[What is needed] Transcribe all the records with complete accuracy.

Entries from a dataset
====================

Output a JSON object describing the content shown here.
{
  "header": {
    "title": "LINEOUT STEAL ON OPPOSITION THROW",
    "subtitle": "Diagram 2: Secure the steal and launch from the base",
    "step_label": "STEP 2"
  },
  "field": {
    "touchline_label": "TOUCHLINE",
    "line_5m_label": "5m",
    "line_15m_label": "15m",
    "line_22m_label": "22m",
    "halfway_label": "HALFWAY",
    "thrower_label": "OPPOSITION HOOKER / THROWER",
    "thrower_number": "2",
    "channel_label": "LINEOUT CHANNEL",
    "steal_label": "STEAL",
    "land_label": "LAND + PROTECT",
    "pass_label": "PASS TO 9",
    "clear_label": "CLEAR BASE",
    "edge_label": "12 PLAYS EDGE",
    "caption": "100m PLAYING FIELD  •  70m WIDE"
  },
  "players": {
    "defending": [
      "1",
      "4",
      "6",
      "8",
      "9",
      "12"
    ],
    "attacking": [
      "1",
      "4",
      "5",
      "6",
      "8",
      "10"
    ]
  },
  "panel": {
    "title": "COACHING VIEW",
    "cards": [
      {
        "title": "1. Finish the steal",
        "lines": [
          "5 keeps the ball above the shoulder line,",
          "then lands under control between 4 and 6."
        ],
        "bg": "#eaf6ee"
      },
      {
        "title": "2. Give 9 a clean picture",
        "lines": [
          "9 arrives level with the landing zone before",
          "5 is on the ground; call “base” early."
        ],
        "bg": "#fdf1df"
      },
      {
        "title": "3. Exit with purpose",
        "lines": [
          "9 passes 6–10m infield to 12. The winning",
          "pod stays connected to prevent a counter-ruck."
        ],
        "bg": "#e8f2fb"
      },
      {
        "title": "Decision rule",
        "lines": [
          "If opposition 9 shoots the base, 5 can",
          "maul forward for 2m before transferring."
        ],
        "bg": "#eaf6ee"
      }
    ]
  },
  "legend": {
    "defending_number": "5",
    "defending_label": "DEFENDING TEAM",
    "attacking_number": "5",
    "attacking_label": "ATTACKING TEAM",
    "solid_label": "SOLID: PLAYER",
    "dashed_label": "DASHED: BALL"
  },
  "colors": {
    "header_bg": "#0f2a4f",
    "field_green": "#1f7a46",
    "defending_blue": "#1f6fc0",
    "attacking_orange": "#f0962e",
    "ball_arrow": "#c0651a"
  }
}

====================

[Right answer]
Output a JSON object describing the content shown here.
{
  "header": {
    "title": "LINEOUT STEAL ON OPPOSITION THROW",
    "subtitle": "Diagram 2: Secure the steal and launch from the base",
    "step_label": "STEP 2"
  },
  "field": {
    "touchline_label": "TOUCHLINE",
    "line_5m_label": "5m",
    "line_15m_label": "15m",
    "line_22m_label": "22m",
    "halfway_label": "HALFWAY",
    "thrower_label": "OPPOSITION HOOKER / THROWER",
    "thrower_number": "2",
    "channel_label": "LINEOUT CHANNEL",
    "steal_label": "STEAL",
    "land_label": "LAND + PROTECT",
    "pass_label": "PASS TO 9",
    "clear_label": "CLEAR BASE",
    "edge_label": "12 PLAYS EDGE",
    "caption": "100m PLAYING FIELD  •  70m WIDE"
  },
  "players": {
    "defending": [
      "1",
      "4",
      "6",
      "8",
      "9",
      "12"
    ],
    "attacking": [
      "1",
      "4",
      "5",
      "6",
      "8",
      "10"
    ]
  },
  "panel": {
    "title": "COACHING VIEW",
    "cards": [
      {
        "title": "1. Finish the steal",
        "lines": [
          "5 keeps the ball above the shoulder line,",
          "then lands under control between 4 and 6."
        ],
        "bg": "#eaf6ee"
      },
      {
        "title": "2. Give 9 a clean picture",
        "lines": [
          "9 arrives level with the landing zone before",
          "5 is on the ground; call “base” early."
        ],
        "bg": "#fdf1df"
      },
      {
        "title": "3. Exit with purpose",
        "lines": [
          "9 passes 6–10m infield to 12. The winning",
          "pod stays connected to prevent a counter-ruck."
        ],
        "bg": "#e8f2fb"
      },
      {
        "title": "Decision rule",
        "lines": [
          "If opposition 9 shoots the base, 5 can",
          "maul forward for 2m before transferring."
        ],
        "bg": "#eaf6ee"
      }
    ]
  },
  "legend": {
    "defending_number": "5",
    "defending_label": "DEFENDING TEAM",
    "attacking_number": "5",
    "attacking_label": "ATTACKING TEAM",
    "solid_label": "SOLID: PLAYER",
    "dashed_label": "DASHED: BALL"
  },
  "colors": {
    "header_bg": "#0f2a4f",
    "field_green": "#1f7a46",
    "defending_blue": "#1f6fc0",
    "attacking_orange": "#f0962e",
    "ball_arrow": "#c0651a"
  }
}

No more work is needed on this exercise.